** begin **

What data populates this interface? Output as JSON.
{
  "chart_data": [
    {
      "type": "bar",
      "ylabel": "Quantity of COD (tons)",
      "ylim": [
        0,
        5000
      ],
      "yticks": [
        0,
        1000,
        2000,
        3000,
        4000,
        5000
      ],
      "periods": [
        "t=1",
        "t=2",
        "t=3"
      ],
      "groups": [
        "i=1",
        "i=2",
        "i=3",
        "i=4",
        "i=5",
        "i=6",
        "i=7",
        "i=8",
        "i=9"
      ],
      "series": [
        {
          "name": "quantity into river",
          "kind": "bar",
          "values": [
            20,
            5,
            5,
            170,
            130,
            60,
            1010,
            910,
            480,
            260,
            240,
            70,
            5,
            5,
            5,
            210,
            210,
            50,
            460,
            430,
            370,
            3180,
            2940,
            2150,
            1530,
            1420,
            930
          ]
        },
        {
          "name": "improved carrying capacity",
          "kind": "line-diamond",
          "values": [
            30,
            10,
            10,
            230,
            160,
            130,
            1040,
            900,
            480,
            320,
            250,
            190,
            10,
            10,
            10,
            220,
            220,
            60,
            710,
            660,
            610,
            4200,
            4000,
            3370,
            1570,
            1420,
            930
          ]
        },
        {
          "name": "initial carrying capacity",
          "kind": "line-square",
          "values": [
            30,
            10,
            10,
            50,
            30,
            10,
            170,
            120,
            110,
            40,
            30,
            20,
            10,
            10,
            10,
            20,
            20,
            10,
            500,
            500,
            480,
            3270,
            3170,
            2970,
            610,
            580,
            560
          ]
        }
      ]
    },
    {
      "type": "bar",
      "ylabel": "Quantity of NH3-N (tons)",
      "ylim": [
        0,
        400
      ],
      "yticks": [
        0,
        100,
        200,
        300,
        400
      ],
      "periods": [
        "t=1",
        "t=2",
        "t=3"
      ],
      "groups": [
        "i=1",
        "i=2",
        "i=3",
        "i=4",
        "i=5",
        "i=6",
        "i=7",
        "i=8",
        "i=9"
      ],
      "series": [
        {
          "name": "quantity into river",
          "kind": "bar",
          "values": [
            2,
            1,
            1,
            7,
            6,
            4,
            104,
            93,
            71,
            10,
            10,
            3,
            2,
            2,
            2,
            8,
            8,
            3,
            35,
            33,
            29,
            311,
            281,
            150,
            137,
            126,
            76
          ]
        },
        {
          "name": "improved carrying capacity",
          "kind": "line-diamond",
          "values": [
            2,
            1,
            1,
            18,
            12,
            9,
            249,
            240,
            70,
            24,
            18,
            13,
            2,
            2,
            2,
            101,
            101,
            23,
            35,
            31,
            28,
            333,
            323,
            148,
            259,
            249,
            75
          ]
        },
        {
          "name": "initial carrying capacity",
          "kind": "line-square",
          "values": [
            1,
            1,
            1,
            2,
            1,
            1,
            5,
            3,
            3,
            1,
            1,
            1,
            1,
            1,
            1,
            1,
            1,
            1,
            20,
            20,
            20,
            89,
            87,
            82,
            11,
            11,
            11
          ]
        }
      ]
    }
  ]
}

** end **

== Problem description ==
Restate every record exactly, leaving nothing out.

== Written answer ==
What data populates this interface? Output as JSON.
{
  "chart_data": [
    {
      "type": "bar",
      "ylabel": "Quantity of COD (tons)",
      "ylim": [
        0,
        5000
      ],
      "yticks": [
        0,
        1000,
        2000,
        3000,
        4000,
        5000
      ],
      "periods": [
        "t=1",
        "t=2",
        "t=3"
      ],
      "groups": [
        "i=1",
        "i=2",
        "i=3",
        "i=4",
        "i=5",
        "i=6",
        "i=7",
        "i=8",
        "i=9"
      ],
      "series": [
        {
          "name": "quantity into river",
          "kind": "bar",
          "values": [
            20,
            5,
            5,
            170,
            130,
            60,
            1010,
            910,
            480,
            260,
            240,
            70,
            5,
            5,
            5,
            210,
            210,
            50,
            460,
            430,
            370,
            3180,
            2940,
            2150,
            1530,
            1420,
            930
          ]
        },
        {
          "name": "improved carrying capacity",
          "kind": "line-diamond",
          "values": [
            30,
            10,
            10,
            230,
            160,
            130,
            1040,
            900,
            480,
            320,
            250,
            190,
            10,
            10,
            10,
            220,
            220,
            60,
            710,
            660,
            610,
            4200,
            4000,
            3370,
            1570,
            1420,
            930
          ]
        },
        {
          "name": "initial carrying capacity",
          "kind": "line-square",
          "values": [
            30,
            10,
            10,
            50,
            30,
            10,
            170,
            120,
            110,
            40,
            30,
            20,
            10,
            10,
            10,
            20,
            20,
            10,
            500,
            500,
            480,
            3270,
            3170,
            2970,
            610,
            580,
            560
          ]
        }
      ]
    },
    {
      "type": "bar",
      "ylabel": "Quantity of NH3-N (tons)",
      "ylim": [
        0,
        400
      ],
      "yticks": [
        0,
        100,
        200,
        300,
        400
      ],
      "periods": [
        "t=1",
        "t=2",
        "t=3"
      ],
      "groups": [
        "i=1",
        "i=2",
        "i=3",
        "i=4",
        "i=5",
        "i=6",
        "i=7",
        "i=8",
        "i=9"
      ],
      "series": [
        {
          "name": "quantity into river",
          "kind": "bar",
          "values": [
            2,
            1,
            1,
            7,
            6,
            4,
            104,
            93,
            71,
            10,
            10,
            3,
            2,
            2,
            2,
            8,
            8,
            3,
            35,
            33,
            29,
            311,
            281,
            150,
            137,
            126,
            76
          ]
        },
        {
          "name": "improved carrying capacity",
          "kind": "line-diamond",
          "values": [
            2,
            1,
            1,
            18,
            12,
            9,
            249,
            240,
            70,
            24,
            18,
            13,
            2,
            2,
            2,
            101,
            101,
            23,
            35,
            31,
            28,
            333,
            323,
            148,
            259,
            249,
            75
          ]
        },
        {
          "name": "initial carrying capacity",
          "kind": "line-square",
          "values": [
            1,
            1,
            1,
            2,
            1,
            1,
            5,
            3,
            3,
            1,
            1,
            1,
            1,
            1,
            1,
            1,
            1,
            1,
            20,
            20,
            20,
            89,
            87,
            82,
            11,
            11,
            11
          ]
        }
      ]
    }
  ]
}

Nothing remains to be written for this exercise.